DESCRIPTION OF THE TASK: Without omitting anything, return the records precisely as given.

Collected data entries:
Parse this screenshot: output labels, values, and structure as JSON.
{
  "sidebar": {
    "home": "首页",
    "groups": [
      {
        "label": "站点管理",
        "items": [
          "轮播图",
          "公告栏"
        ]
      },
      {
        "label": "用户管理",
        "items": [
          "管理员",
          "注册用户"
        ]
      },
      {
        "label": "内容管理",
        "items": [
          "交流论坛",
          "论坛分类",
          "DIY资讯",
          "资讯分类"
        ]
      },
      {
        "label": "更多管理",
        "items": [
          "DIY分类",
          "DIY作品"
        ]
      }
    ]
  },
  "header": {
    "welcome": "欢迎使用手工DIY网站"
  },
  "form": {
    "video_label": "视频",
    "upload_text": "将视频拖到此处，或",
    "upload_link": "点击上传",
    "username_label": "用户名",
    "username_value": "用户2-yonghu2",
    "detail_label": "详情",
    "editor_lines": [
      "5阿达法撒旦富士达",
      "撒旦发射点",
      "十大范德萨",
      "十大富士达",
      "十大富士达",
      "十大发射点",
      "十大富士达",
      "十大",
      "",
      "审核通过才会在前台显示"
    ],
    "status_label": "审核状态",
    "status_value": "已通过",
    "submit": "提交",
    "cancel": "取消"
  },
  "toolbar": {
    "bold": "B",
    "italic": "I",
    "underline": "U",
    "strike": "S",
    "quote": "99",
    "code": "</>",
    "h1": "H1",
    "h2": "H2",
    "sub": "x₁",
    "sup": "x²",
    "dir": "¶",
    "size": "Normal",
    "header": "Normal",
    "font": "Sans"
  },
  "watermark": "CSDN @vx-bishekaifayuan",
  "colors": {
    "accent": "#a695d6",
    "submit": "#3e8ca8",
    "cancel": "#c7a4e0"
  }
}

EXERCISE ANSWER:
Parse this screenshot: output labels, values, and structure as JSON.
{
  "sidebar": {
    "home": "首页",
    "groups": [
      {
        "label": "站点管理",
        "items": [
          "轮播图",
          "公告栏"
        ]
      },
      {
        "label": "用户管理",
        "items": [
          "管理员",
          "注册用户"
        ]
      },
      {
        "label": "内容管理",
        "items": [
          "交流论坛",
          "论坛分类",
          "DIY资讯",
          "资讯分类"
        ]
      },
      {
        "label": "更多管理",
        "items": [
          "DIY分类",
          "DIY作品"
        ]
      }
    ]
  },
  "header": {
    "welcome": "欢迎使用手工DIY网站"
  },
  "form": {
    "video_label": "视频",
    "upload_text": "将视频拖到此处，或",
    "upload_link": "点击上传",
    "username_label": "用户名",
    "username_value": "用户2-yonghu2",
    "detail_label": "详情",
    "editor_lines": [
      "5阿达法撒旦富士达",
      "撒旦发射点",
      "十大范德萨",
      "十大富士达",
      "十大富士达",
      "十大发射点",
      "十大富士达",
      "十大",
      "",
      "审核通过才会在前台显示"
    ],
    "status_label": "审核状态",
    "status_value": "已通过",
    "submit": "提交",
    "cancel": "取消"
  },
  "toolbar": {
    "bold": "B",
    "italic": "I",
    "underline": "U",
    "strike": "S",
    "quote": "99",
    "code": "</>",
    "h1": "H1",
    "h2": "H2",
    "sub": "x₁",
    "sup": "x²",
    "dir": "¶",
    "size": "Normal",
    "header": "Normal",
    "font": "Sans"
  },
  "watermark": "CSDN @vx-bishekaifayuan",
  "colors": {
    "accent": "#a695d6",
    "submit": "#3e8ca8",
    "cancel": "#c7a4e0"
  }
}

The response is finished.